[Data extracted from a collection]
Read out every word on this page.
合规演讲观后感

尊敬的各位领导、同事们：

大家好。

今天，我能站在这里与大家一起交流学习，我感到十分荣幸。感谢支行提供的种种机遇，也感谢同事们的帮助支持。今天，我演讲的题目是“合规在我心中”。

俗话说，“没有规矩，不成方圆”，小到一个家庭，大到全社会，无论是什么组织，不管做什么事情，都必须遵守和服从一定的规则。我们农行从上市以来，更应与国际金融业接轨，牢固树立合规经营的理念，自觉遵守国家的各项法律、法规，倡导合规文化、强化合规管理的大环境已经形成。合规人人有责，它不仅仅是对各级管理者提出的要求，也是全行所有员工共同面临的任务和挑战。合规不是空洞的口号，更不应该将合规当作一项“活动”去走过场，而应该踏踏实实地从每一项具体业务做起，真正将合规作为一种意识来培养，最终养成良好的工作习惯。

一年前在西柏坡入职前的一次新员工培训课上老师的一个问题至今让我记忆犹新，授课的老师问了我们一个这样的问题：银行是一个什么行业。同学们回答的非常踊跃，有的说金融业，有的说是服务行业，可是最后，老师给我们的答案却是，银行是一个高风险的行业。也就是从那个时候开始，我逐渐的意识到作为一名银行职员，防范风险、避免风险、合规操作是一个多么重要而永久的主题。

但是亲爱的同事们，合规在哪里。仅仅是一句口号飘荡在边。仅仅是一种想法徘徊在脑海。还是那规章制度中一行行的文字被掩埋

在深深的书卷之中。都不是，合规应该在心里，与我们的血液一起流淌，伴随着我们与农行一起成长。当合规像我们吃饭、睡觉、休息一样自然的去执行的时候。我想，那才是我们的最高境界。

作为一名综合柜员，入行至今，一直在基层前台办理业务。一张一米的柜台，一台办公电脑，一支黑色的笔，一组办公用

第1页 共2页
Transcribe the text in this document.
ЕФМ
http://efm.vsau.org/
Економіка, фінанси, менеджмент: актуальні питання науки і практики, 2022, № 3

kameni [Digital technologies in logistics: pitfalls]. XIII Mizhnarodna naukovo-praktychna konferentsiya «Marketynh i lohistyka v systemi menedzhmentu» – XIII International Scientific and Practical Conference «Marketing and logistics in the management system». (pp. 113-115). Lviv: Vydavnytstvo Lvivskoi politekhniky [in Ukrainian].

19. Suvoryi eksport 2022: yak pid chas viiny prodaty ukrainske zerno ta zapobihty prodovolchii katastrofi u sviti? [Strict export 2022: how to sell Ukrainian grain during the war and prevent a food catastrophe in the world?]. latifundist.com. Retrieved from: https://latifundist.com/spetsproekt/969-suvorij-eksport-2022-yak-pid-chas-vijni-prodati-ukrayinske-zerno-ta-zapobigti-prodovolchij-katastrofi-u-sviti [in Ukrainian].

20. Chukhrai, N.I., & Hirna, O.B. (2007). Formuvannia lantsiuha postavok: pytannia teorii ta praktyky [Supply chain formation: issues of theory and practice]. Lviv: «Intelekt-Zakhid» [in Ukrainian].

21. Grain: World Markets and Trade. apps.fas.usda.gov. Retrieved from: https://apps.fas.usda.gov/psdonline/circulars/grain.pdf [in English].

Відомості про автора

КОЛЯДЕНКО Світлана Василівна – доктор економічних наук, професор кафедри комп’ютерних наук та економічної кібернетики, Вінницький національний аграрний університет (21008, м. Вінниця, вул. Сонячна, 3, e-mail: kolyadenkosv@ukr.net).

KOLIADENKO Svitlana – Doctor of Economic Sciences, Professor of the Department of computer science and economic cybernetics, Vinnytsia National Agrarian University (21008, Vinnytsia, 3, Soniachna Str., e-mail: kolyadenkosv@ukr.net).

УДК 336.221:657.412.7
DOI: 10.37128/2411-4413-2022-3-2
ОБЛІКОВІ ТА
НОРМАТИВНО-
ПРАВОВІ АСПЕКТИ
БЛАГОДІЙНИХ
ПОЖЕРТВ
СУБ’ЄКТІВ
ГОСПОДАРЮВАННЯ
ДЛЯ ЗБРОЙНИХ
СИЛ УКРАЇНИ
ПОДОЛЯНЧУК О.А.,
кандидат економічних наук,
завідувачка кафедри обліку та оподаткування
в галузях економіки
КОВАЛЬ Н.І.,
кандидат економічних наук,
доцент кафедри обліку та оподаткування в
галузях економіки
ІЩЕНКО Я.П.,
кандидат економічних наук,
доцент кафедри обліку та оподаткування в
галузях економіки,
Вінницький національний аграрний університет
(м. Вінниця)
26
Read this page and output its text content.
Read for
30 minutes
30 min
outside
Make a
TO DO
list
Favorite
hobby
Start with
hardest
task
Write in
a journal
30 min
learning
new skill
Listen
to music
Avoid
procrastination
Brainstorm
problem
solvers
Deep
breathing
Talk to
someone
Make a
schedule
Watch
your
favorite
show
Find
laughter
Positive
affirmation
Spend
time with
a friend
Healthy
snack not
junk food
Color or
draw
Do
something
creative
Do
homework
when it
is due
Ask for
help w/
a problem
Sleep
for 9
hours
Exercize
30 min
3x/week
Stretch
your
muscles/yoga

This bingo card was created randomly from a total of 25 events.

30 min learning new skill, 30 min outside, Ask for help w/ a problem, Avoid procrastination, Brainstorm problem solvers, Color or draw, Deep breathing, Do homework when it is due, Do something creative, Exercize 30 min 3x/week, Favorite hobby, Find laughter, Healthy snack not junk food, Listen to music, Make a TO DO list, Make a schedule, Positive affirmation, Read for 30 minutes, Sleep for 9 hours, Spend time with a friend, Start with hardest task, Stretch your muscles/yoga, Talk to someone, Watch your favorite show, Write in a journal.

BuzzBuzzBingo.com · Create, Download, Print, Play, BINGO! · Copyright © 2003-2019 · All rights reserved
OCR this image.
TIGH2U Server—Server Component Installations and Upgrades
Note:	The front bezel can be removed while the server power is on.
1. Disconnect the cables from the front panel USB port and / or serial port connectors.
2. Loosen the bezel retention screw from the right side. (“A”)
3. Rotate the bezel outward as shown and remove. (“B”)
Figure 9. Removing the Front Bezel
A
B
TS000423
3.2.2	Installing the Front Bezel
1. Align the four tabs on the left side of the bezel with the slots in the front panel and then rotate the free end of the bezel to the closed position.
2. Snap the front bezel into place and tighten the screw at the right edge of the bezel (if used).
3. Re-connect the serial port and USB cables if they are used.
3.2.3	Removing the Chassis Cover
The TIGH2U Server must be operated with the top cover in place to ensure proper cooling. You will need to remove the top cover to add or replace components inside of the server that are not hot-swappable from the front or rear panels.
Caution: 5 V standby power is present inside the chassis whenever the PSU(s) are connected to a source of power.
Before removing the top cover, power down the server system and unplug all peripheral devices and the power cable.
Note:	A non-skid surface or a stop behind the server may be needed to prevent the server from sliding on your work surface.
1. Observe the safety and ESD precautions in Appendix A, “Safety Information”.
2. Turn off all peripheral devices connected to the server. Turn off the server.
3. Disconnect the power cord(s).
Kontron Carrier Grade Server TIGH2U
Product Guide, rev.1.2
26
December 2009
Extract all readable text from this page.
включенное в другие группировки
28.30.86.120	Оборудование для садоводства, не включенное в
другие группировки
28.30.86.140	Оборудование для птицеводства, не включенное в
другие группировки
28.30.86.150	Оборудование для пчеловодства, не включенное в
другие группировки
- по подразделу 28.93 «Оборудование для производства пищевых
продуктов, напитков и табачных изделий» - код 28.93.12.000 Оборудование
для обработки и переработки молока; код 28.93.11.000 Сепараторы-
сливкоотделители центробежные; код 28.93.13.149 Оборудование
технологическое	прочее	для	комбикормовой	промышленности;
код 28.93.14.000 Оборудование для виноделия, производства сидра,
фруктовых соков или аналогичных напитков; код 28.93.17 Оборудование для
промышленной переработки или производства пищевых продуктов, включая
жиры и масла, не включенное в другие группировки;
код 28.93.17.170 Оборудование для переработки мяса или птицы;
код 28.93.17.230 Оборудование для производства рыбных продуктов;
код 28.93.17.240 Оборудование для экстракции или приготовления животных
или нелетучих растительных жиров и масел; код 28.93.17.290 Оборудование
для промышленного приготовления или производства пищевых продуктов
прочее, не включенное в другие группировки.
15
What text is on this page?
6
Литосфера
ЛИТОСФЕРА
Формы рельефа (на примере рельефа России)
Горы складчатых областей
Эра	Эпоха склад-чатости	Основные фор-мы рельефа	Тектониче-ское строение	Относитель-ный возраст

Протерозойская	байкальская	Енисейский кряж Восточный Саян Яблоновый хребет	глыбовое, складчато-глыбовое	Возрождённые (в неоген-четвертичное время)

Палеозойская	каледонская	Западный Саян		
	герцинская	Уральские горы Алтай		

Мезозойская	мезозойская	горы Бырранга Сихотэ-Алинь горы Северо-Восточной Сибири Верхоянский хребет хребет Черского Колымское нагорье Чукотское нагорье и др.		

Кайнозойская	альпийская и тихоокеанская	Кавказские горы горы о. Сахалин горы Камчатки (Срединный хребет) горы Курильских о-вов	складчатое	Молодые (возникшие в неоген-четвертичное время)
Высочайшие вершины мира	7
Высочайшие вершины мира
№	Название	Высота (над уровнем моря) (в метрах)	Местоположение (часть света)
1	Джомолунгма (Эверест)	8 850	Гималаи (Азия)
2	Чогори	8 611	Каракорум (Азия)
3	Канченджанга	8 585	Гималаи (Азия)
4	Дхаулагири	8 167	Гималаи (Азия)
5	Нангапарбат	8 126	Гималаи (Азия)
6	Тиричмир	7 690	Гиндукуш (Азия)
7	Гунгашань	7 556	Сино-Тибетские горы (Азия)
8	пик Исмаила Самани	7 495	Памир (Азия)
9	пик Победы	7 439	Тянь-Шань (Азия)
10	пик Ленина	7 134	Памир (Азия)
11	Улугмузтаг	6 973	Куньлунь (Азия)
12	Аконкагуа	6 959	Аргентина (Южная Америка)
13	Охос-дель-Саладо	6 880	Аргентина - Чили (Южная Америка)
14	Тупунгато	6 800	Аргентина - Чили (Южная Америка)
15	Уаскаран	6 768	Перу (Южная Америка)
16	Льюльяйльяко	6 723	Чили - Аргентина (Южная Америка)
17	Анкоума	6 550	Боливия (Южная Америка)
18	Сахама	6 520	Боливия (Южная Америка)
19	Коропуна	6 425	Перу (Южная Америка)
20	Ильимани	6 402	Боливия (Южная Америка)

• GOAL: Copy exactly the lines from the one containing "What text is on this page?" through the last line of the records, both included, and nothing else.

• ANSWER FOR THE TASK:
What text is on this page?
6
Литосфера
ЛИТОСФЕРА
Формы рельефа (на примере рельефа России)
Горы складчатых областей
Эра	Эпоха склад-чатости	Основные фор-мы рельефа	Тектониче-ское строение	Относитель-ный возраст

Протерозойская	байкальская	Енисейский кряж Восточный Саян Яблоновый хребет	глыбовое, складчато-глыбовое	Возрождённые (в неоген-четвертичное время)

Палеозойская	каледонская	Западный Саян		
	герцинская	Уральские горы Алтай		

Мезозойская	мезозойская	горы Бырранга Сихотэ-Алинь горы Северо-Восточной Сибири Верхоянский хребет хребет Черского Колымское нагорье Чукотское нагорье и др.		

Кайнозойская	альпийская и тихоокеанская	Кавказские горы горы о. Сахалин горы Камчатки (Срединный хребет) горы Курильских о-вов	складчатое	Молодые (возникшие в неоген-четвертичное время)
Высочайшие вершины мира	7
Высочайшие вершины мира
№	Название	Высота (над уровнем моря) (в метрах)	Местоположение (часть света)
1	Джомолунгма (Эверест)	8 850	Гималаи (Азия)
2	Чогори	8 611	Каракорум (Азия)
3	Канченджанга	8 585	Гималаи (Азия)
4	Дхаулагири	8 167	Гималаи (Азия)
5	Нангапарбат	8 126	Гималаи (Азия)
6	Тиричмир	7 690	Гиндукуш (Азия)
7	Гунгашань	7 556	Сино-Тибетские горы (Азия)
8	пик Исмаила Самани	7 495	Памир (Азия)
9	пик Победы	7 439	Тянь-Шань (Азия)
10	пик Ленина	7 134	Памир (Азия)
11	Улугмузтаг	6 973	Куньлунь (Азия)
12	Аконкагуа	6 959	Аргентина (Южная Америка)
13	Охос-дель-Саладо	6 880	Аргентина - Чили (Южная Америка)
14	Тупунгато	6 800	Аргентина - Чили (Южная Америка)
15	Уаскаран	6 768	Перу (Южная Америка)
16	Льюльяйльяко	6 723	Чили - Аргентина (Южная Америка)
17	Анкоума	6 550	Боливия (Южная Америка)
18	Сахама	6 520	Боливия (Южная Америка)
19	Коропуна	6 425	Перу (Южная Америка)
20	Ильимани	6 402	Боливия (Южная Америка)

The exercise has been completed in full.